#### Extracted data entries
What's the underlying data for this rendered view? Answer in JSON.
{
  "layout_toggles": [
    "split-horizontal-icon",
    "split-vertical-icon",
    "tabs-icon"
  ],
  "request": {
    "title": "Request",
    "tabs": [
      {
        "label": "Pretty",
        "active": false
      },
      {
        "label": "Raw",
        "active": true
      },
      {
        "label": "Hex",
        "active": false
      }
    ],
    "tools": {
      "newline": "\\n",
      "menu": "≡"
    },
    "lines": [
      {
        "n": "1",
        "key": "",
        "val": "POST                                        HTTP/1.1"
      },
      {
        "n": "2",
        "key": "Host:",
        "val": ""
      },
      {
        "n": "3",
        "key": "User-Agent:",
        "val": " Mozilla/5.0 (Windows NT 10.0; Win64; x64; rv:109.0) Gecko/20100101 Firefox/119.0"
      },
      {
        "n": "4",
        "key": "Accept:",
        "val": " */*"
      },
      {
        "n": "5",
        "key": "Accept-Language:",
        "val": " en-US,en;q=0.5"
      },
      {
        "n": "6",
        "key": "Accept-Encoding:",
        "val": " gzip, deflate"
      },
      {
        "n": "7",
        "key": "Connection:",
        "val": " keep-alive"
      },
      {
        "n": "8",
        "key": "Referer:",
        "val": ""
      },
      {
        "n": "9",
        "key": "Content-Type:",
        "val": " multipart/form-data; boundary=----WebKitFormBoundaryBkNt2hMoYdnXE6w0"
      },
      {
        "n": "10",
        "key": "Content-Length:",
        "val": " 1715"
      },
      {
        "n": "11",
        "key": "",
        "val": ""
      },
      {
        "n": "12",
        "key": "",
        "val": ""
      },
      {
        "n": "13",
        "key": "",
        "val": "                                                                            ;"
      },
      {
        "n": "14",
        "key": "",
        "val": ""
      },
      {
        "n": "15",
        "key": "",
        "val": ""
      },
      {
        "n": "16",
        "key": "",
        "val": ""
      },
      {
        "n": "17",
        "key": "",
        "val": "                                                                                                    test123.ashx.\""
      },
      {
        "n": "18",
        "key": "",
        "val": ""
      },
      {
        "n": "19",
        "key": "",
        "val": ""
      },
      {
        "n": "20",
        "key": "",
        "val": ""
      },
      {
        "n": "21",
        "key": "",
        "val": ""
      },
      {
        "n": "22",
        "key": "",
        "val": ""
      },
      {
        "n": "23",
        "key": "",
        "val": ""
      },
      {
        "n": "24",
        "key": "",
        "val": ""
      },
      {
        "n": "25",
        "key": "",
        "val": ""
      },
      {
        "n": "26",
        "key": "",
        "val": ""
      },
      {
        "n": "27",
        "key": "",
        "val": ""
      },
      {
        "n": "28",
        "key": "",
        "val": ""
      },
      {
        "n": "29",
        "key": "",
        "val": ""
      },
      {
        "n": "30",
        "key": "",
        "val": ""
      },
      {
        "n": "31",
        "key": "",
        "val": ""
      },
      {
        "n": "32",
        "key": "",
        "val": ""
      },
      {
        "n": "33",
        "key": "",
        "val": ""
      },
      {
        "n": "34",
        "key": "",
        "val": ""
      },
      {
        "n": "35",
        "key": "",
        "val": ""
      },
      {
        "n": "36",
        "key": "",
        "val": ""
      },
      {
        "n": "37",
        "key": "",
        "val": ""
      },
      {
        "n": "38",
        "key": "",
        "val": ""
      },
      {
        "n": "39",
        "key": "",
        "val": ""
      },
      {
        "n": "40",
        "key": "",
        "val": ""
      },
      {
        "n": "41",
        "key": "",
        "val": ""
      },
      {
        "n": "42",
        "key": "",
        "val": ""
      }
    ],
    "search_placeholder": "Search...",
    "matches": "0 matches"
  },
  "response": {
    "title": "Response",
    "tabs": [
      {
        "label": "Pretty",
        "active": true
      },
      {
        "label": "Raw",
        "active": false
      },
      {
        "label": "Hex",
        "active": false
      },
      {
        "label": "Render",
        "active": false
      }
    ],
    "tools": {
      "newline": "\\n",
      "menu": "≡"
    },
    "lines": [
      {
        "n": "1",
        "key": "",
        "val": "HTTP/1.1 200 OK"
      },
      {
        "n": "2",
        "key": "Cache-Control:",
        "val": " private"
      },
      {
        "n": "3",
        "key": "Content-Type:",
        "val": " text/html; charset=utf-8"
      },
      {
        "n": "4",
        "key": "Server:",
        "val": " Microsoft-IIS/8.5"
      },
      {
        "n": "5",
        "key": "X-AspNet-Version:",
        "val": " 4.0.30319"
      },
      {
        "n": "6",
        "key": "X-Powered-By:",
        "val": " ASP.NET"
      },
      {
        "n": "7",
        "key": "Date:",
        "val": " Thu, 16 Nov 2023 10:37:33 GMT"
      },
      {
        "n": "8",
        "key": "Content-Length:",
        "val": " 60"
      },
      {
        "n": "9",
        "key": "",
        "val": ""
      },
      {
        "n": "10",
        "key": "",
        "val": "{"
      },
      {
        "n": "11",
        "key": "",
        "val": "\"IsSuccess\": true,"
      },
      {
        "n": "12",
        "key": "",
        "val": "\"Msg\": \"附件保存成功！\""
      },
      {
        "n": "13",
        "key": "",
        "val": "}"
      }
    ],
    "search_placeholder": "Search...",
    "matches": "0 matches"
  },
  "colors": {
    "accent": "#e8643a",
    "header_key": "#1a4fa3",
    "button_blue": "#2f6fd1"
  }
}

#### Task objective
Please return the data above exactly as given.

#### Answer to this problem
What's the underlying data for this rendered view? Answer in JSON.
{
  "layout_toggles": [
    "split-horizontal-icon",
    "split-vertical-icon",
    "tabs-icon"
  ],
  "request": {
    "title": "Request",
    "tabs": [
      {
        "label": "Pretty",
        "active": false
      },
      {
        "label": "Raw",
        "active": true
      },
      {
        "label": "Hex",
        "active": false
      }
    ],
    "tools": {
      "newline": "\\n",
      "menu": "≡"
    },
    "lines": [
      {
        "n": "1",
        "key": "",
        "val": "POST                                        HTTP/1.1"
      },
      {
        "n": "2",
        "key": "Host:",
        "val": ""
      },
      {
        "n": "3",
        "key": "User-Agent:",
        "val": " Mozilla/5.0 (Windows NT 10.0; Win64; x64; rv:109.0) Gecko/20100101 Firefox/119.0"
      },
      {
        "n": "4",
        "key": "Accept:",
        "val": " */*"
      },
      {
        "n": "5",
        "key": "Accept-Language:",
        "val": " en-US,en;q=0.5"
      },
      {
        "n": "6",
        "key": "Accept-Encoding:",
        "val": " gzip, deflate"
      },
      {
        "n": "7",
        "key": "Connection:",
        "val": " keep-alive"
      },
      {
        "n": "8",
        "key": "Referer:",
        "val": ""
      },
      {
        "n": "9",
        "key": "Content-Type:",
        "val": " multipart/form-data; boundary=----WebKitFormBoundaryBkNt2hMoYdnXE6w0"
      },
      {
        "n": "10",
        "key": "Content-Length:",
        "val": " 1715"
      },
      {
        "n": "11",
        "key": "",
        "val": ""
      },
      {
        "n": "12",
        "key": "",
        "val": ""
      },
      {
        "n": "13",
        "key": "",
        "val": "                                                                            ;"
      },
      {
        "n": "14",
        "key": "",
        "val": ""
      },
      {
        "n": "15",
        "key": "",
        "val": ""
      },
      {
        "n": "16",
        "key": "",
        "val": ""
      },
      {
        "n": "17",
        "key": "",
        "val": "                                                                                                    test123.ashx.\""
      },
      {
        "n": "18",
        "key": "",
        "val": ""
      },
      {
        "n": "19",
        "key": "",
        "val": ""
      },
      {
        "n": "20",
        "key": "",
        "val": ""
      },
      {
        "n": "21",
        "key": "",
        "val": ""
      },
      {
        "n": "22",
        "key": "",
        "val": ""
      },
      {
        "n": "23",
        "key": "",
        "val": ""
      },
      {
        "n": "24",
        "key": "",
        "val": ""
      },
      {
        "n": "25",
        "key": "",
        "val": ""
      },
      {
        "n": "26",
        "key": "",
        "val": ""
      },
      {
        "n": "27",
        "key": "",
        "val": ""
      },
      {
        "n": "28",
        "key": "",
        "val": ""
      },
      {
        "n": "29",
        "key": "",
        "val": ""
      },
      {
        "n": "30",
        "key": "",
        "val": ""
      },
      {
        "n": "31",
        "key": "",
        "val": ""
      },
      {
        "n": "32",
        "key": "",
        "val": ""
      },
      {
        "n": "33",
        "key": "",
        "val": ""
      },
      {
        "n": "34",
        "key": "",
        "val": ""
      },
      {
        "n": "35",
        "key": "",
        "val": ""
      },
      {
        "n": "36",
        "key": "",
        "val": ""
      },
      {
        "n": "37",
        "key": "",
        "val": ""
      },
      {
        "n": "38",
        "key": "",
        "val": ""
      },
      {
        "n": "39",
        "key": "",
        "val": ""
      },
      {
        "n": "40",
        "key": "",
        "val": ""
      },
      {
        "n": "41",
        "key": "",
        "val": ""
      },
      {
        "n": "42",
        "key": "",
        "val": ""
      }
    ],
    "search_placeholder": "Search...",
    "matches": "0 matches"
  },
  "response": {
    "title": "Response",
    "tabs": [
      {
        "label": "Pretty",
        "active": true
      },
      {
        "label": "Raw",
        "active": false
      },
      {
        "label": "Hex",
        "active": false
      },
      {
        "label": "Render",
        "active": false
      }
    ],
    "tools": {
      "newline": "\\n",
      "menu": "≡"
    },
    "lines": [
      {
        "n": "1",
        "key": "",
        "val": "HTTP/1.1 200 OK"
      },
      {
        "n": "2",
        "key": "Cache-Control:",
        "val": " private"
      },
      {
        "n": "3",
        "key": "Content-Type:",
        "val": " text/html; charset=utf-8"
      },
      {
        "n": "4",
        "key": "Server:",
        "val": " Microsoft-IIS/8.5"
      },
      {
        "n": "5",
        "key": "X-AspNet-Version:",
        "val": " 4.0.30319"
      },
      {
        "n": "6",
        "key": "X-Powered-By:",
        "val": " ASP.NET"
      },
      {
        "n": "7",
        "key": "Date:",
        "val": " Thu, 16 Nov 2023 10:37:33 GMT"
      },
      {
        "n": "8",
        "key": "Content-Length:",
        "val": " 60"
      },
      {
        "n": "9",
        "key": "",
        "val": ""
      },
      {
        "n": "10",
        "key": "",
        "val": "{"
      },
      {
        "n": "11",
        "key": "",
        "val": "\"IsSuccess\": true,"
      },
      {
        "n": "12",
        "key": "",
        "val": "\"Msg\": \"附件保存成功！\""
      },
      {
        "n": "13",
        "key": "",
        "val": "}"
      }
    ],
    "search_placeholder": "Search...",
    "matches": "0 matches"
  },
  "colors": {
    "accent": "#e8643a",
    "header_key": "#1a4fa3",
    "button_blue": "#2f6fd1"
  }
}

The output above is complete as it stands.